* [TASK TO COMPLETE]:
Write out the material again exactly, please, and omit the pictures.
____
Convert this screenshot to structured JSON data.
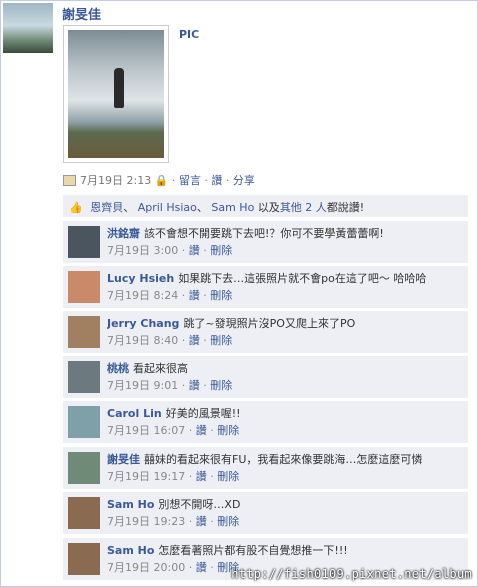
{
  "post": {
    "author": "謝旻佳",
    "photo_title": "PIC",
    "date": "7月19日 2:13",
    "privacy_icon": "lock-icon",
    "actions": [
      "留言",
      "讚",
      "分享"
    ],
    "separator": "·"
  },
  "likes": {
    "names": [
      "恩齊貝",
      "April Hsiao",
      "Sam Ho"
    ],
    "suffix_prefix": "以及",
    "others_link": "其他 2 人",
    "suffix": "都說讚!"
  },
  "comments": [
    {
      "name": "洪銘齋",
      "text": "該不會想不開要跳下去吧!？你可不要學黃蕾蕾啊!",
      "time": "7月19日 3:00",
      "like": "讚",
      "delete": "刪除",
      "avatar_color": "#4a5560"
    },
    {
      "name": "Lucy Hsieh",
      "text": "如果跳下去…這張照片就不會po在這了吧～ 哈哈哈",
      "time": "7月19日 8:24",
      "like": "讚",
      "delete": "刪除",
      "avatar_color": "#c98a6a"
    },
    {
      "name": "Jerry Chang",
      "text": "跳了~發現照片沒PO又爬上來了PO",
      "time": "7月19日 8:40",
      "like": "讚",
      "delete": "刪除",
      "avatar_color": "#a08060"
    },
    {
      "name": "桃桃",
      "text": "看起來很高",
      "time": "7月19日 9:01",
      "like": "讚",
      "delete": "刪除",
      "avatar_color": "#6c7a80"
    },
    {
      "name": "Carol Lin",
      "text": "好美的風景喔!!",
      "time": "7月19日 16:07",
      "like": "讚",
      "delete": "刪除",
      "avatar_color": "#7fa0a8"
    },
    {
      "name": "謝旻佳",
      "text": "囍妹的看起來很有FU，我看起來像要跳海…怎麼這麼可憐",
      "time": "7月19日 19:17",
      "like": "讚",
      "delete": "刪除",
      "avatar_color": "#6f8a77"
    },
    {
      "name": "Sam Ho",
      "text": "別想不開呀…XD",
      "time": "7月19日 19:23",
      "like": "讚",
      "delete": "刪除",
      "avatar_color": "#8a6a50"
    },
    {
      "name": "Sam Ho",
      "text": "怎麼看著照片都有股不自覺想推一下!!!",
      "time": "7月19日 20:00",
      "like": "讚",
      "delete": "刪除",
      "avatar_color": "#8a6a50"
    }
  ],
  "watermark": "http://fish0109.pixnet.net/album"
}
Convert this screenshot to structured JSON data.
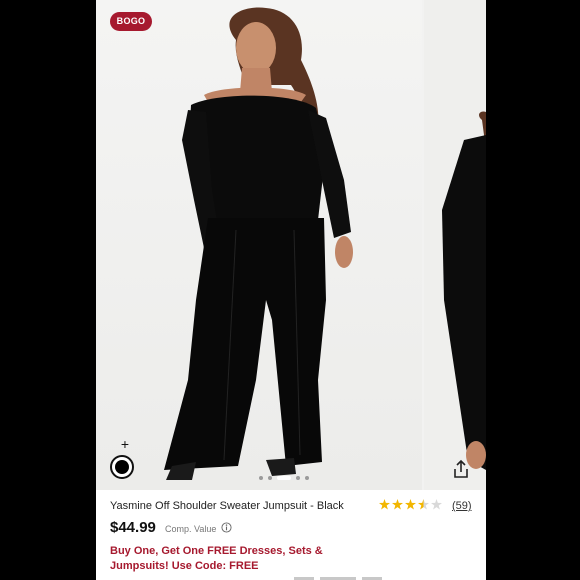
{
  "product": {
    "badge": "BOGO",
    "name": "Yasmine Off Shoulder Sweater Jumpsuit - Black",
    "rating_value": 3.5,
    "rating_max": 5,
    "review_count": "(59)",
    "price": "$44.99",
    "comp_value_label": "Comp. Value",
    "promo_text": "Buy One, Get One FREE Dresses, Sets & Jumpsuits! Use Code: FREE"
  },
  "gallery": {
    "color_add_symbol": "+",
    "slide_count": 5,
    "active_slide": 3
  },
  "colors": {
    "badge": "#a6192e",
    "promo": "#a6192e",
    "star": "#f2b600",
    "garment": "#0a0a0a"
  },
  "icons": {
    "share": "share-icon",
    "info": "info-icon",
    "swatch": "black-color-swatch"
  }
}
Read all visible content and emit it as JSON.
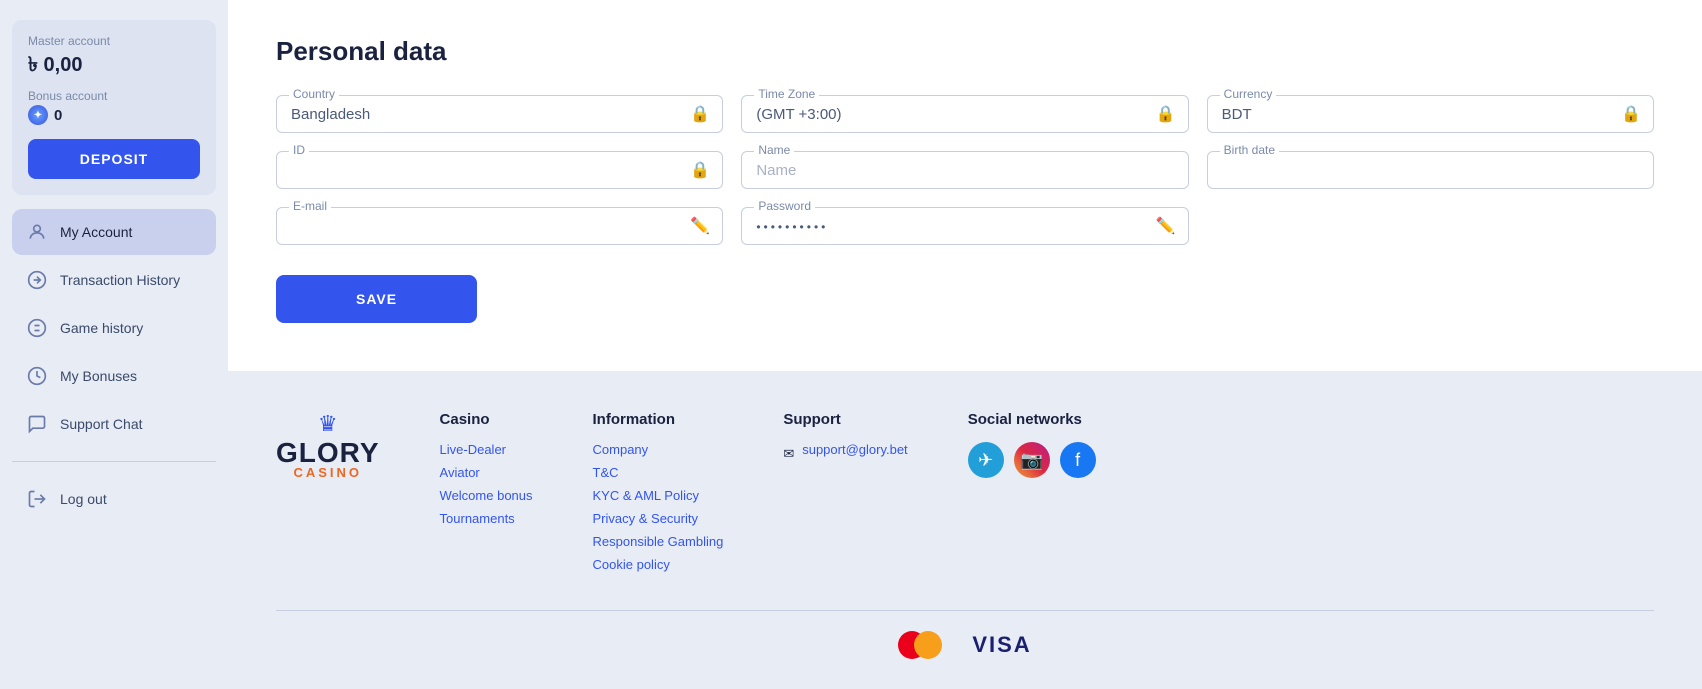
{
  "sidebar": {
    "master_label": "Master account",
    "balance": "৳ 0,00",
    "bonus_label": "Bonus account",
    "bonus_value": "0",
    "deposit_btn": "DEPOSIT",
    "nav_items": [
      {
        "id": "my-account",
        "label": "My Account",
        "active": true
      },
      {
        "id": "transaction-history",
        "label": "Transaction History",
        "active": false
      },
      {
        "id": "game-history",
        "label": "Game history",
        "active": false
      },
      {
        "id": "my-bonuses",
        "label": "My Bonuses",
        "active": false
      },
      {
        "id": "support-chat",
        "label": "Support Chat",
        "active": false
      }
    ],
    "logout_label": "Log out"
  },
  "personal_data": {
    "title": "Personal data",
    "fields": {
      "country_label": "Country",
      "country_value": "Bangladesh",
      "timezone_label": "Time Zone",
      "timezone_value": "(GMT +3:00)",
      "currency_label": "Currency",
      "currency_value": "BDT",
      "id_label": "ID",
      "id_value": "",
      "name_label": "Name",
      "name_placeholder": "Name",
      "birthdate_label": "Birth date",
      "birthdate_placeholder": "",
      "email_label": "E-mail",
      "email_value": "",
      "password_label": "Password",
      "password_value": "••••••••••"
    },
    "save_btn": "SAVE"
  },
  "footer": {
    "logo_main": "GLORY",
    "logo_sub": "CASINO",
    "casino_col": {
      "title": "Casino",
      "links": [
        "Live-Dealer",
        "Aviator",
        "Welcome bonus",
        "Tournaments"
      ]
    },
    "information_col": {
      "title": "Information",
      "links": [
        "Company",
        "T&C",
        "KYC & AML Policy",
        "Privacy & Security",
        "Responsible Gambling",
        "Cookie policy"
      ]
    },
    "support_col": {
      "title": "Support",
      "email": "support@glory.bet"
    },
    "social_col": {
      "title": "Social networks"
    }
  }
}
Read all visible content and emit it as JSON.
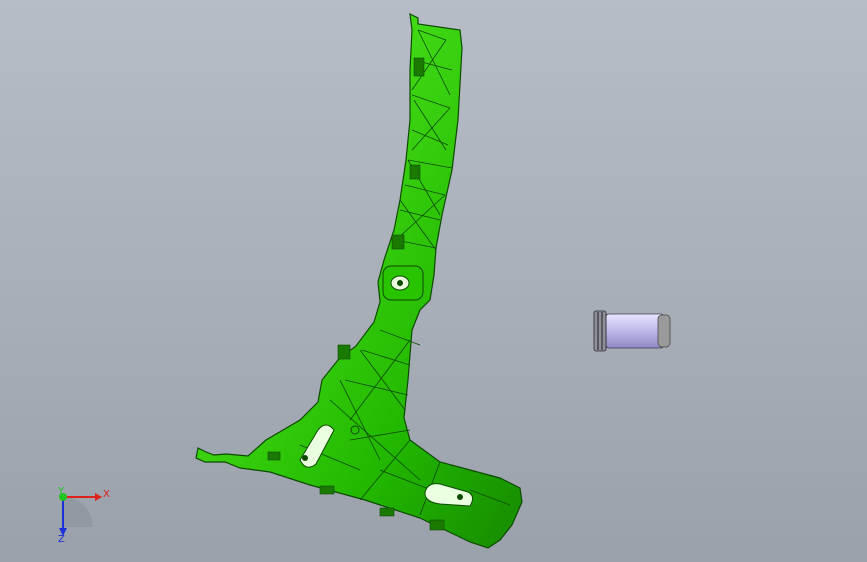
{
  "viewport": {
    "background_top": "#b7bdc6",
    "background_bottom": "#9aa1ab"
  },
  "parts": {
    "bracket": {
      "color": "#2fd400",
      "edge_color": "#0d4a00"
    },
    "cylinder": {
      "body_color": "#c7c2f0",
      "cap_color": "#8a8a8a"
    }
  },
  "triad": {
    "x_label": "X",
    "y_label": "Y",
    "z_label": "Z",
    "x_color": "#e0201a",
    "y_color": "#1ec51e",
    "z_color": "#1b2fd6"
  }
}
____
* [EXERCISE OUTPUT]:
Convert this screenshot to structured JSON data.
{
  "post": {
    "author": "謝旻佳",
    "photo_title": "PIC",
    "date": "7月19日 2:13",
    "privacy_icon": "lock-icon",
    "actions": [
      "留言",
      "讚",
      "分享"
    ],
    "separator": "·"
  },
  "likes": {
    "names": [
      "恩齊貝",
      "April Hsiao",
      "Sam Ho"
    ],
    "suffix_prefix": "以及",
    "others_link": "其他 2 人",
    "suffix": "都說讚!"
  },
  "comments": [
    {
      "name": "洪銘齋",
      "text": "該不會想不開要跳下去吧!？你可不要學黃蕾蕾啊!",
      "time": "7月19日 3:00",
      "like": "讚",
      "delete": "刪除",
      "avatar_color": "#4a5560"
    },
    {
      "name": "Lucy Hsieh",
      "text": "如果跳下去…這張照片就不會po在這了吧～ 哈哈哈",
      "time": "7月19日 8:24",
      "like": "讚",
      "delete": "刪除",
      "avatar_color": "#c98a6a"
    },
    {
      "name": "Jerry Chang",
      "text": "跳了~發現照片沒PO又爬上來了PO",
      "time": "7月19日 8:40",
      "like": "讚",
      "delete": "刪除",
      "avatar_color": "#a08060"
    },
    {
      "name": "桃桃",
      "text": "看起來很高",
      "time": "7月19日 9:01",
      "like": "讚",
      "delete": "刪除",
      "avatar_color": "#6c7a80"
    },
    {
      "name": "Carol Lin",
      "text": "好美的風景喔!!",
      "time": "7月19日 16:07",
      "like": "讚",
      "delete": "刪除",
      "avatar_color": "#7fa0a8"
    },
    {
      "name": "謝旻佳",
      "text": "囍妹的看起來很有FU，我看起來像要跳海…怎麼這麼可憐",
      "time": "7月19日 19:17",
      "like": "讚",
      "delete": "刪除",
      "avatar_color": "#6f8a77"
    },
    {
      "name": "Sam Ho",
      "text": "別想不開呀…XD",
      "time": "7月19日 19:23",
      "like": "讚",
      "delete": "刪除",
      "avatar_color": "#8a6a50"
    },
    {
      "name": "Sam Ho",
      "text": "怎麼看著照片都有股不自覺想推一下!!!",
      "time": "7月19日 20:00",
      "like": "讚",
      "delete": "刪除",
      "avatar_color": "#8a6a50"
    }
  ],
  "watermark": "http://fish0109.pixnet.net/album"
}
Convert this screenshot to structured JSON data.
{
  "product": {
    "badge": "BOGO",
    "name": "Yasmine Off Shoulder Sweater Jumpsuit - Black",
    "rating_value": 3.5,
    "rating_max": 5,
    "review_count": "(59)",
    "price": "$44.99",
    "comp_value_label": "Comp. Value",
    "promo_text": "Buy One, Get One FREE Dresses, Sets & Jumpsuits! Use Code: FREE"
  },
  "gallery": {
    "color_add_symbol": "+",
    "slide_count": 5,
    "active_slide": 3
  },
  "colors": {
    "badge": "#a6192e",
    "promo": "#a6192e",
    "star": "#f2b600",
    "garment": "#0a0a0a"
  },
  "icons": {
    "share": "share-icon",
    "info": "info-icon",
    "swatch": "black-color-swatch"
  }
}
Read all visible content and emit it as JSON.
{
  "sidebar": {
    "master_label": "Master account",
    "balance": "৳ 0,00",
    "bonus_label": "Bonus account",
    "bonus_value": "0",
    "deposit_btn": "DEPOSIT",
    "nav_items": [
      {
        "id": "my-account",
        "label": "My Account",
        "active": true
      },
      {
        "id": "transaction-history",
        "label": "Transaction History",
        "active": false
      },
      {
        "id": "game-history",
        "label": "Game history",
        "active": false
      },
      {
        "id": "my-bonuses",
        "label": "My Bonuses",
        "active": false
      },
      {
        "id": "support-chat",
        "label": "Support Chat",
        "active": false
      }
    ],
    "logout_label": "Log out"
  },
  "personal_data": {
    "title": "Personal data",
    "fields": {
      "country_label": "Country",
      "country_value": "Bangladesh",
      "timezone_label": "Time Zone",
      "timezone_value": "(GMT +3:00)",
      "currency_label": "Currency",
      "currency_value": "BDT",
      "id_label": "ID",
      "id_value": "",
      "name_label": "Name",
      "name_placeholder": "Name",
      "birthdate_label": "Birth date",
      "birthdate_placeholder": "",
      "email_label": "E-mail",
      "email_value": "",
      "password_label": "Password",
      "password_value": "••••••••••"
    },
    "save_btn": "SAVE"
  },
  "footer": {
    "logo_main": "GLORY",
    "logo_sub": "CASINO",
    "casino_col": {
      "title": "Casino",
      "links": [
        "Live-Dealer",
        "Aviator",
        "Welcome bonus",
        "Tournaments"
      ]
    },
    "information_col": {
      "title": "Information",
      "links": [
        "Company",
        "T&C",
        "KYC & AML Policy",
        "Privacy & Security",
        "Responsible Gambling",
        "Cookie policy"
      ]
    },
    "support_col": {
      "title": "Support",
      "email": "support@glory.bet"
    },
    "social_col": {
      "title": "Social networks"
    }
  }
}
Read all visible content and emit it as JSON.
{
  "viewport": {
    "background_top": "#b7bdc6",
    "background_bottom": "#9aa1ab"
  },
  "parts": {
    "bracket": {
      "color": "#2fd400",
      "edge_color": "#0d4a00"
    },
    "cylinder": {
      "body_color": "#c7c2f0",
      "cap_color": "#8a8a8a"
    }
  },
  "triad": {
    "x_label": "X",
    "y_label": "Y",
    "z_label": "Z",
    "x_color": "#e0201a",
    "y_color": "#1ec51e",
    "z_color": "#1b2fd6"
  }
}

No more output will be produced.